WHAT TO DO: Copy out each line of the material in which the word "Terkejut" appears.

MATERIAL PROVIDED:
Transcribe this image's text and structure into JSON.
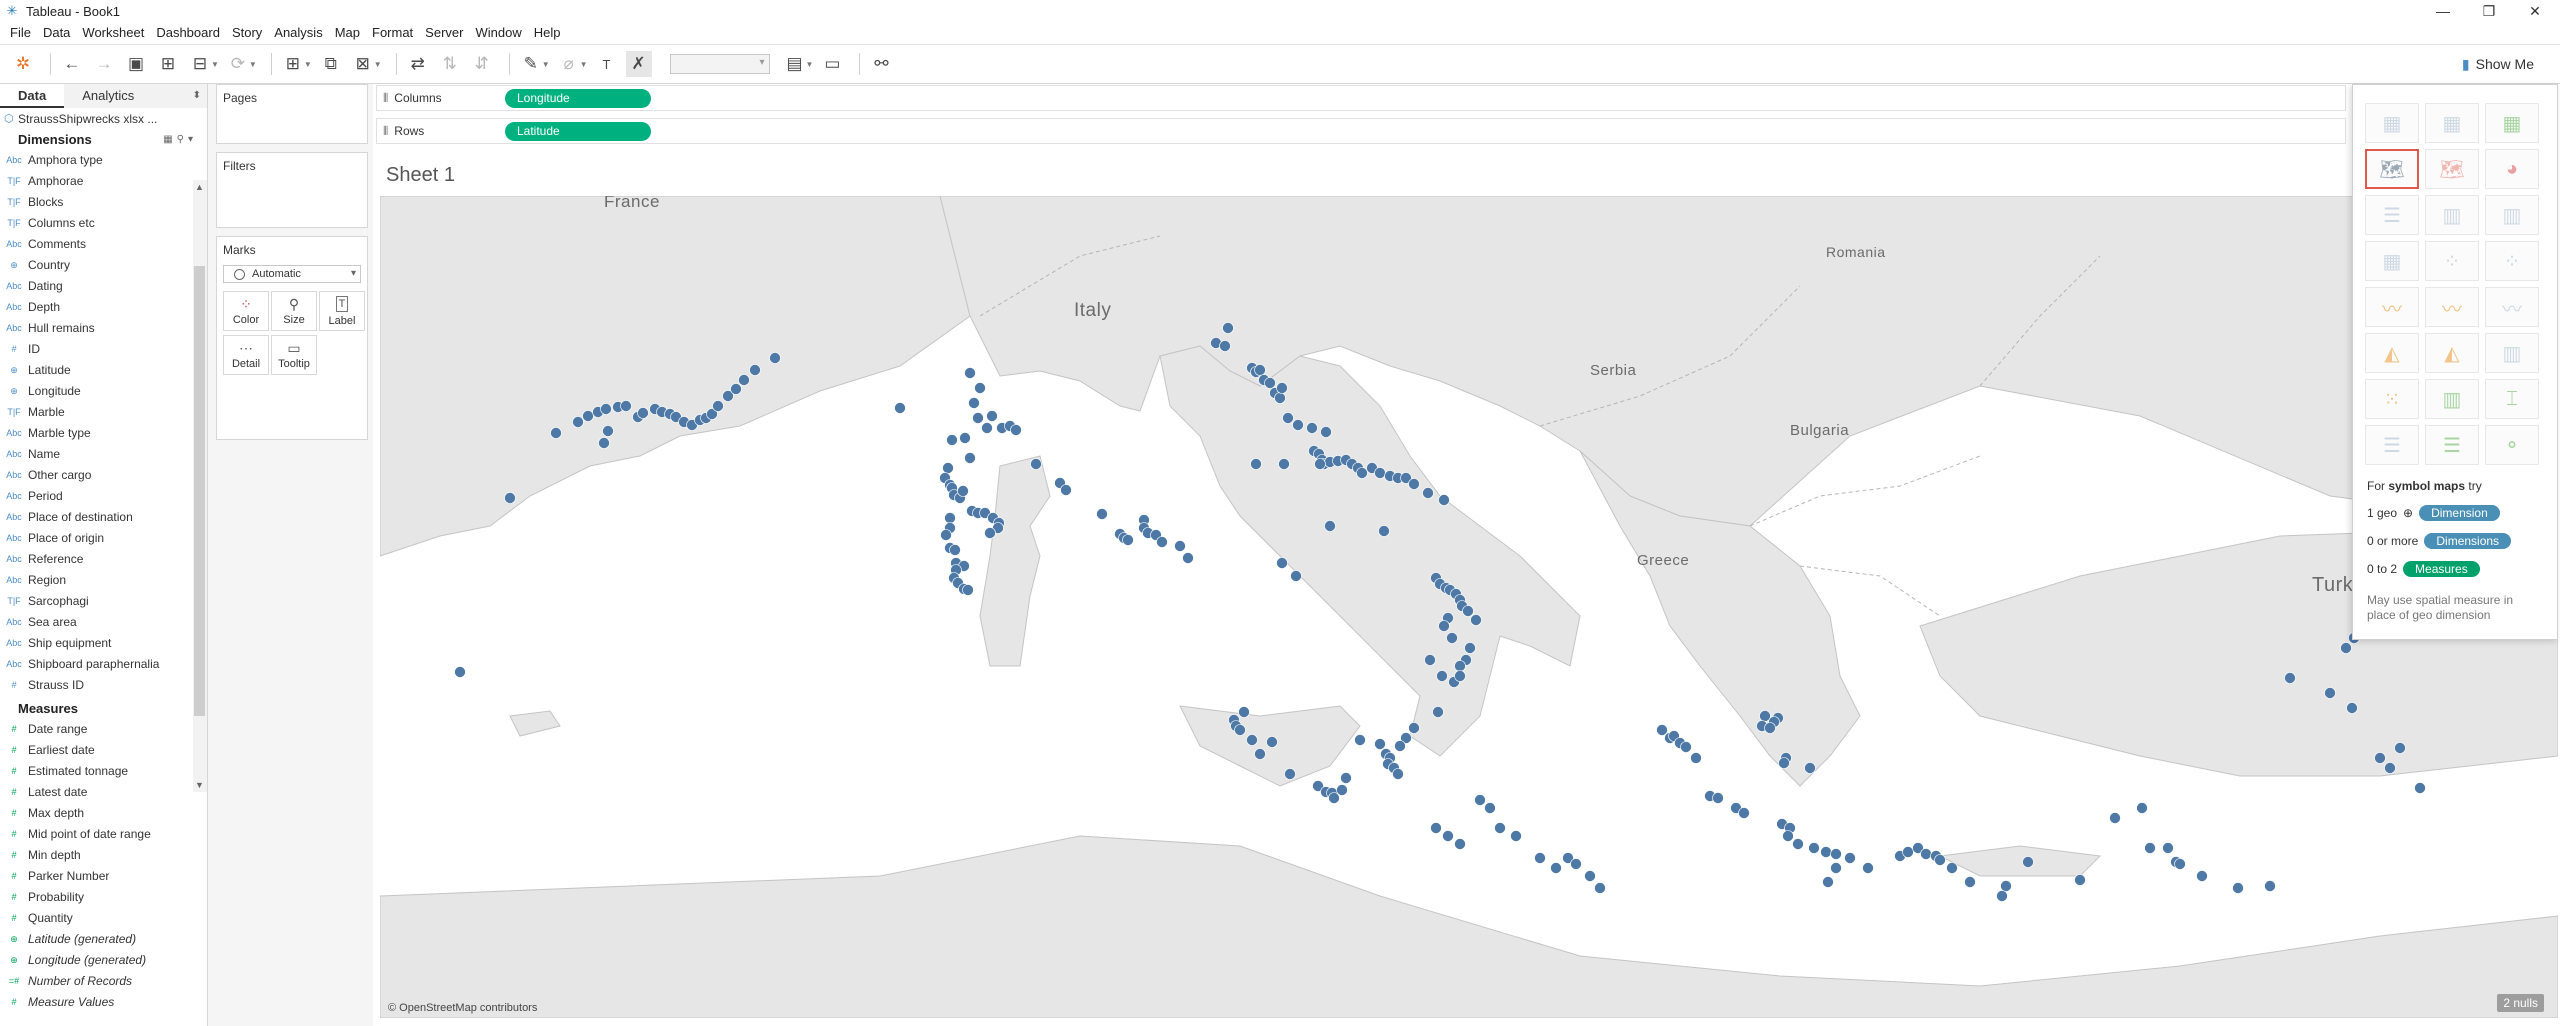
{
  "window": {
    "title": "Tableau - Book1",
    "controls": {
      "minimize": "—",
      "restore": "❐",
      "close": "✕"
    }
  },
  "menu": [
    "File",
    "Data",
    "Worksheet",
    "Dashboard",
    "Story",
    "Analysis",
    "Map",
    "Format",
    "Server",
    "Window",
    "Help"
  ],
  "toolbar": {
    "show_me_label": "Show Me"
  },
  "data_pane": {
    "tab_data": "Data",
    "tab_analytics": "Analytics",
    "datasource": "StraussShipwrecks xlsx ...",
    "dimensions_header": "Dimensions",
    "dimensions": [
      {
        "type": "Abc",
        "name": "Amphora type"
      },
      {
        "type": "T|F",
        "name": "Amphorae"
      },
      {
        "type": "T|F",
        "name": "Blocks"
      },
      {
        "type": "T|F",
        "name": "Columns etc"
      },
      {
        "type": "Abc",
        "name": "Comments"
      },
      {
        "type": "⊕",
        "name": "Country"
      },
      {
        "type": "Abc",
        "name": "Dating"
      },
      {
        "type": "Abc",
        "name": "Depth"
      },
      {
        "type": "Abc",
        "name": "Hull remains"
      },
      {
        "type": "#",
        "name": "ID"
      },
      {
        "type": "⊕",
        "name": "Latitude"
      },
      {
        "type": "⊕",
        "name": "Longitude"
      },
      {
        "type": "T|F",
        "name": "Marble"
      },
      {
        "type": "Abc",
        "name": "Marble type"
      },
      {
        "type": "Abc",
        "name": "Name"
      },
      {
        "type": "Abc",
        "name": "Other cargo"
      },
      {
        "type": "Abc",
        "name": "Period"
      },
      {
        "type": "Abc",
        "name": "Place of destination"
      },
      {
        "type": "Abc",
        "name": "Place of origin"
      },
      {
        "type": "Abc",
        "name": "Reference"
      },
      {
        "type": "Abc",
        "name": "Region"
      },
      {
        "type": "T|F",
        "name": "Sarcophagi"
      },
      {
        "type": "Abc",
        "name": "Sea area"
      },
      {
        "type": "Abc",
        "name": "Ship equipment"
      },
      {
        "type": "Abc",
        "name": "Shipboard paraphernalia"
      },
      {
        "type": "#",
        "name": "Strauss ID"
      }
    ],
    "measures_header": "Measures",
    "measures": [
      {
        "type": "#",
        "name": "Date range",
        "italic": false
      },
      {
        "type": "#",
        "name": "Earliest date",
        "italic": false
      },
      {
        "type": "#",
        "name": "Estimated tonnage",
        "italic": false
      },
      {
        "type": "#",
        "name": "Latest date",
        "italic": false
      },
      {
        "type": "#",
        "name": "Max depth",
        "italic": false
      },
      {
        "type": "#",
        "name": "Mid point of date range",
        "italic": false
      },
      {
        "type": "#",
        "name": "Min depth",
        "italic": false
      },
      {
        "type": "#",
        "name": "Parker Number",
        "italic": false
      },
      {
        "type": "#",
        "name": "Probability",
        "italic": false
      },
      {
        "type": "#",
        "name": "Quantity",
        "italic": false
      },
      {
        "type": "⊕",
        "name": "Latitude (generated)",
        "italic": true
      },
      {
        "type": "⊕",
        "name": "Longitude (generated)",
        "italic": true
      },
      {
        "type": "=#",
        "name": "Number of Records",
        "italic": true
      },
      {
        "type": "#",
        "name": "Measure Values",
        "italic": true
      }
    ]
  },
  "cards": {
    "pages": "Pages",
    "filters": "Filters",
    "marks": "Marks",
    "mark_type": "Automatic",
    "mark_buttons": [
      {
        "name": "color",
        "label": "Color",
        "icon": "⁘"
      },
      {
        "name": "size",
        "label": "Size",
        "icon": "⚲"
      },
      {
        "name": "label",
        "label": "Label",
        "icon": "T"
      },
      {
        "name": "detail",
        "label": "Detail",
        "icon": "⋯"
      },
      {
        "name": "tooltip",
        "label": "Tooltip",
        "icon": "▭"
      }
    ]
  },
  "shelves": {
    "columns_label": "Columns",
    "columns_pill": "Longitude",
    "rows_label": "Rows",
    "rows_pill": "Latitude"
  },
  "sheet": {
    "title": "Sheet 1",
    "map_labels": [
      {
        "name": "france",
        "text": "France"
      },
      {
        "name": "italy",
        "text": "Italy"
      },
      {
        "name": "romania",
        "text": "Romania"
      },
      {
        "name": "serbia",
        "text": "Serbia"
      },
      {
        "name": "bulgaria",
        "text": "Bulgaria"
      },
      {
        "name": "greece",
        "text": "Greece"
      },
      {
        "name": "turkey",
        "text": "Turkey"
      }
    ],
    "attribution": "© OpenStreetMap contributors",
    "nulls": "2 nulls",
    "mark_color": "#4e79a7"
  },
  "show_me": {
    "hint_prefix": "For",
    "hint_bold": "symbol maps",
    "hint_suffix": "try",
    "req1_prefix": "1 geo",
    "req1_chip": "Dimension",
    "req2_prefix": "0 or more",
    "req2_chip": "Dimensions",
    "req3_prefix": "0 to 2",
    "req3_chip": "Measures",
    "note": "May use spatial measure in place of geo dimension"
  }
}
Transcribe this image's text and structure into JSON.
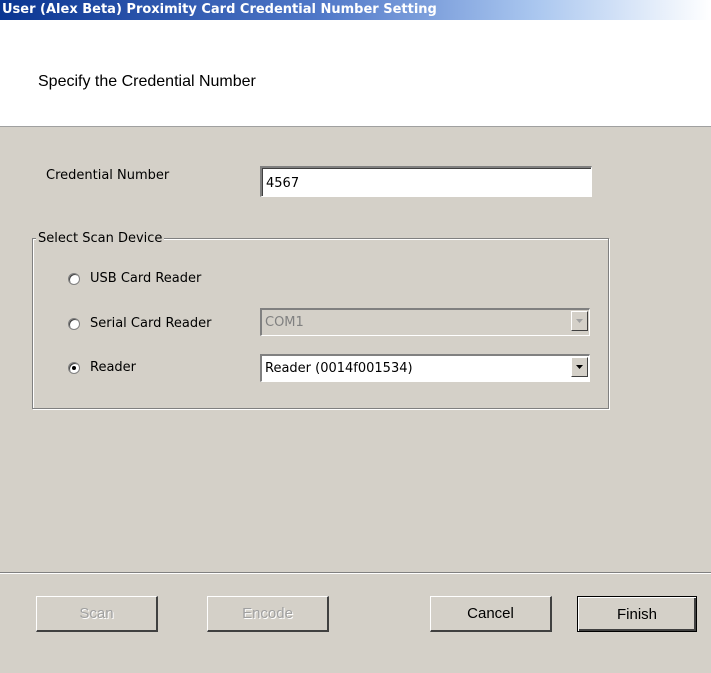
{
  "window": {
    "title": "User (Alex Beta) Proximity Card Credential Number Setting"
  },
  "header": {
    "text": "Specify the Credential Number"
  },
  "credential": {
    "label": "Credential Number",
    "value": "4567"
  },
  "scan_device": {
    "legend": "Select Scan Device",
    "options": [
      {
        "label": "USB Card Reader",
        "checked": false
      },
      {
        "label": "Serial Card Reader",
        "checked": false,
        "combo_value": "COM1",
        "combo_disabled": true
      },
      {
        "label": "Reader",
        "checked": true,
        "combo_value": "Reader (0014f001534)",
        "combo_disabled": false
      }
    ]
  },
  "buttons": {
    "scan": "Scan",
    "encode": "Encode",
    "cancel": "Cancel",
    "finish": "Finish"
  },
  "colors": {
    "dialog_bg": "#d4d0c8",
    "titlebar_start": "#0a3592",
    "disabled_text": "#a0a0a0"
  }
}
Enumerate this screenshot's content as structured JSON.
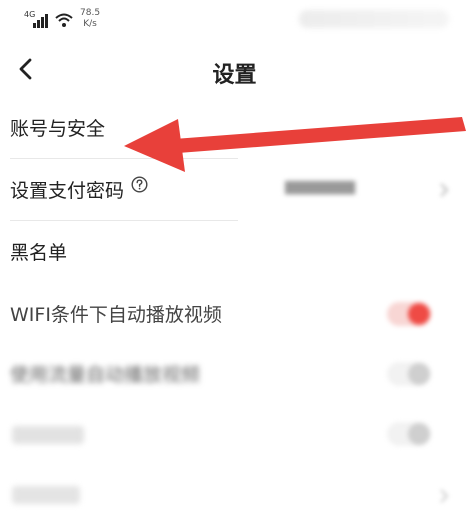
{
  "status_bar": {
    "network": "4G",
    "speed_value": "78.5",
    "speed_unit": "K/s"
  },
  "header": {
    "title": "设置"
  },
  "settings": {
    "account_security": "账号与安全",
    "payment_password": "设置支付密码",
    "blacklist": "黑名单",
    "wifi_autoplay": "WIFI条件下自动播放视频",
    "mobile_autoplay": "使用流量自动播放视频",
    "row6": "",
    "row7": ""
  },
  "toggles": {
    "wifi_autoplay_on": true,
    "mobile_autoplay_on": false
  },
  "colors": {
    "accent_red": "#e8403a",
    "toggle_on": "#ef4b45"
  },
  "icons": [
    "back-arrow-icon",
    "help-circle-icon",
    "signal-icon",
    "wifi-icon",
    "chevron-right-icon"
  ]
}
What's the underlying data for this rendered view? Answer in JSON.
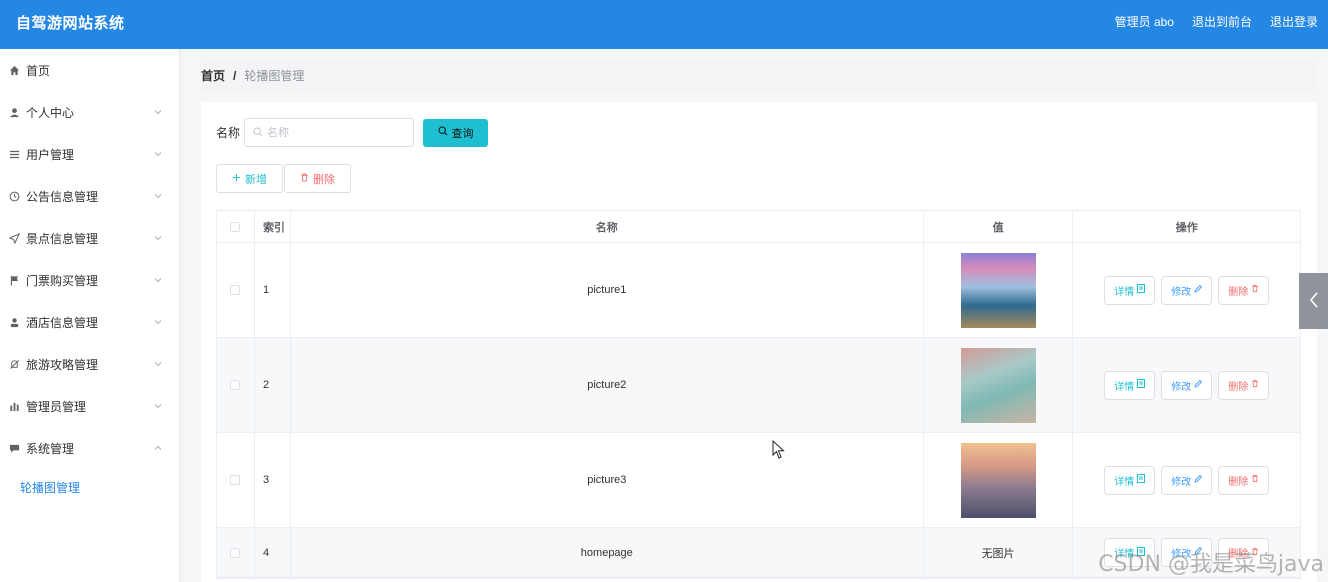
{
  "header": {
    "title": "自驾游网站系统",
    "user_label": "管理员 abo",
    "to_front": "退出到前台",
    "logout": "退出登录",
    "bg_color": "#2587e4"
  },
  "sidebar": {
    "items": [
      {
        "label": "首页",
        "icon": "home-icon",
        "has_chevron": false
      },
      {
        "label": "个人中心",
        "icon": "user-icon",
        "has_chevron": true
      },
      {
        "label": "用户管理",
        "icon": "list-icon",
        "has_chevron": true
      },
      {
        "label": "公告信息管理",
        "icon": "clock-icon",
        "has_chevron": true
      },
      {
        "label": "景点信息管理",
        "icon": "send-icon",
        "has_chevron": true
      },
      {
        "label": "门票购买管理",
        "icon": "flag-icon",
        "has_chevron": true
      },
      {
        "label": "酒店信息管理",
        "icon": "person-icon",
        "has_chevron": true
      },
      {
        "label": "旅游攻略管理",
        "icon": "bell-off-icon",
        "has_chevron": true
      },
      {
        "label": "管理员管理",
        "icon": "bar-chart-icon",
        "has_chevron": true
      },
      {
        "label": "系统管理",
        "icon": "chat-icon",
        "has_chevron": true
      }
    ],
    "submenu": {
      "label": "轮播图管理"
    }
  },
  "breadcrumb": {
    "home": "首页",
    "sep": "/",
    "current": "轮播图管理"
  },
  "search": {
    "label": "名称",
    "placeholder": "名称",
    "query_button": "查询"
  },
  "actions": {
    "add": "新增",
    "delete": "删除"
  },
  "table": {
    "headers": {
      "index": "索引",
      "name": "名称",
      "value": "值",
      "ops": "操作"
    },
    "rows": [
      {
        "index": "1",
        "name": "picture1",
        "value": "",
        "has_image": true
      },
      {
        "index": "2",
        "name": "picture2",
        "value": "",
        "has_image": true
      },
      {
        "index": "3",
        "name": "picture3",
        "value": "",
        "has_image": true
      },
      {
        "index": "4",
        "name": "homepage",
        "value": "无图片",
        "has_image": false
      }
    ],
    "op_labels": {
      "detail": "详情",
      "edit": "修改",
      "delete": "删除"
    }
  },
  "watermark": "CSDN @我是菜鸟java",
  "colors": {
    "accent": "#2587e4",
    "cyan": "#1fbfd2",
    "danger": "#f56c6c",
    "primary": "#409eff"
  }
}
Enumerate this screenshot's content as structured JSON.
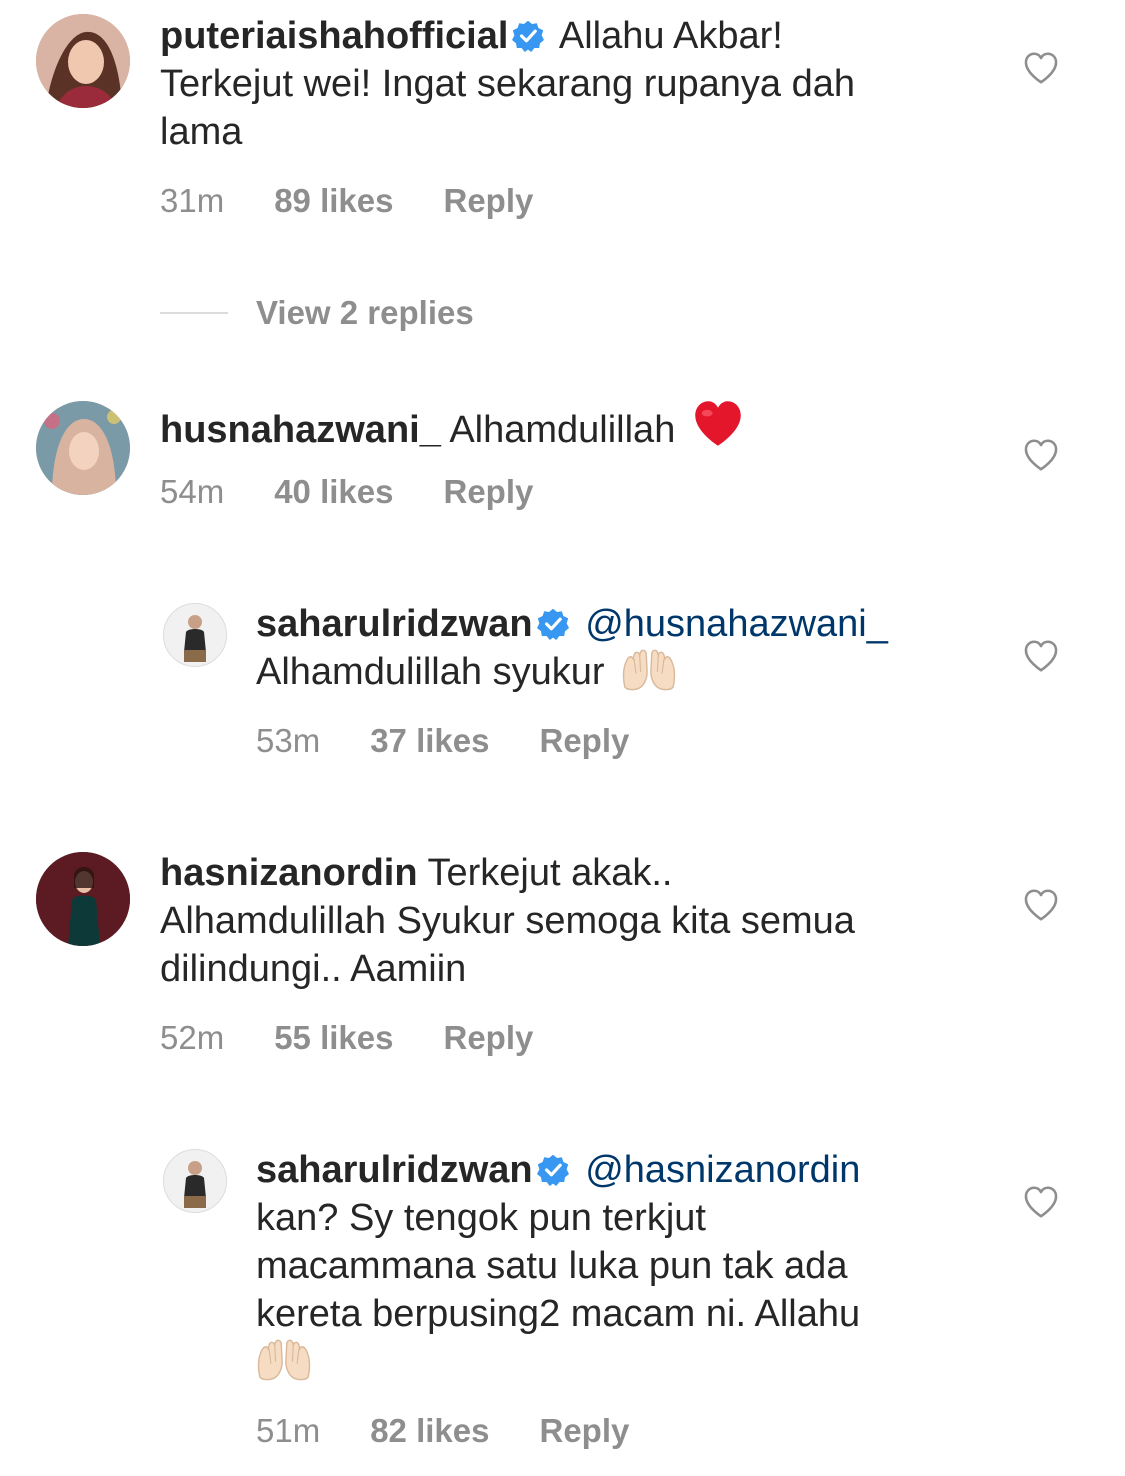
{
  "comments": [
    {
      "username": "puteriaishahofficial",
      "verified": true,
      "text_lines": [
        "Allahu Akbar!",
        "Terkejut wei! Ingat sekarang rupanya dah",
        "lama"
      ],
      "time": "31m",
      "likes": "89 likes",
      "reply": "Reply"
    },
    {
      "username": "husnahazwani_",
      "verified": false,
      "text": "Alhamdulillah",
      "emoji": "red-heart",
      "time": "54m",
      "likes": "40 likes",
      "reply": "Reply"
    },
    {
      "username": "saharulridzwan",
      "verified": true,
      "mention": "@husnahazwani_",
      "text_lines": [
        "Alhamdulillah syukur"
      ],
      "emoji": "raised-hands",
      "time": "53m",
      "likes": "37 likes",
      "reply": "Reply"
    },
    {
      "username": "hasnizanordin",
      "verified": false,
      "text_lines": [
        "Terkejut akak..",
        "Alhamdulillah Syukur semoga kita semua",
        "dilindungi.. Aamiin"
      ],
      "time": "52m",
      "likes": "55 likes",
      "reply": "Reply"
    },
    {
      "username": "saharulridzwan",
      "verified": true,
      "mention": "@hasnizanordin",
      "text_lines": [
        "kan? Sy tengok pun terkjut",
        "macammana satu luka pun tak ada",
        "kereta berpusing2 macam ni. Allahu"
      ],
      "emoji": "raised-hands",
      "time": "51m",
      "likes": "82 likes",
      "reply": "Reply"
    }
  ],
  "view_replies_label": "View 2 replies",
  "colors": {
    "text": "#262626",
    "meta": "#8e8e8e",
    "mention": "#00376b",
    "verified": "#3897f0"
  }
}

SOLUTION TO THE PROBLEM:
        "Terkejut wei! Ingat sekarang rupanya dah",
        "Terkejut akak..",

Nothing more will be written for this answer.